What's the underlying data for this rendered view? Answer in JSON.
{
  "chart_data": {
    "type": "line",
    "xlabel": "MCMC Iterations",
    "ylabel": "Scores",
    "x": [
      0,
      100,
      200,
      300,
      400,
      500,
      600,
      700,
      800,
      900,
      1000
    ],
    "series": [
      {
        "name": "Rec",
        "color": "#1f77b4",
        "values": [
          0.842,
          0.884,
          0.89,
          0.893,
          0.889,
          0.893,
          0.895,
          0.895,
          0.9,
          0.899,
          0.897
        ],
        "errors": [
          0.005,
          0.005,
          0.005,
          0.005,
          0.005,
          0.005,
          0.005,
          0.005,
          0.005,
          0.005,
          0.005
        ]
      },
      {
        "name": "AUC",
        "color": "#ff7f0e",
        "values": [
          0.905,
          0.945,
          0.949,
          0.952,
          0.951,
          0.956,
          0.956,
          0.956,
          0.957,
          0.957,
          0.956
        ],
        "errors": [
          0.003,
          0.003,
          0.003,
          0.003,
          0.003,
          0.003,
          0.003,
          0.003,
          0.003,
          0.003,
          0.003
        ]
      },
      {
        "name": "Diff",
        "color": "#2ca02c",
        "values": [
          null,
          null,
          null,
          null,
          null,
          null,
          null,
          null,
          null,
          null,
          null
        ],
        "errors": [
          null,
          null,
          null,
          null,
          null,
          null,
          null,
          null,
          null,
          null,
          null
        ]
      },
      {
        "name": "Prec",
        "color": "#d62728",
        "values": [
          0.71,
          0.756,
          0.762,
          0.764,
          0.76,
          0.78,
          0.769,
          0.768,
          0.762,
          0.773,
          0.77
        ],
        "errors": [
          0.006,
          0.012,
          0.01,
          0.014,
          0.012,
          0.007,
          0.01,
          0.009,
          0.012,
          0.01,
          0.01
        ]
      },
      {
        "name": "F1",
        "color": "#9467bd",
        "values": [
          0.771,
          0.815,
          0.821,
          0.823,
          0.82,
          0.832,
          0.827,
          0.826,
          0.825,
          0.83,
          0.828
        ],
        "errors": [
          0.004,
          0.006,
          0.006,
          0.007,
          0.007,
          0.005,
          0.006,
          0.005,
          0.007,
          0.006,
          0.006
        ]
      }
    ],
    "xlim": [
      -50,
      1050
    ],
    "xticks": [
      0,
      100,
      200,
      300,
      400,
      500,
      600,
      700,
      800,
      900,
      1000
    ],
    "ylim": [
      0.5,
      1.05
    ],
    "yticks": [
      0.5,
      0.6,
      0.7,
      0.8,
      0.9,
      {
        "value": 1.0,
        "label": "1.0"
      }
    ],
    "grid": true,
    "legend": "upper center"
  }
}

■ **Aim of the task**: Copy every line above that includes the string "name".

■ **Exercise response**:
        "name": "Rec",
        "name": "AUC",
        "name": "Diff",
        "name": "Prec",
        "name": "F1",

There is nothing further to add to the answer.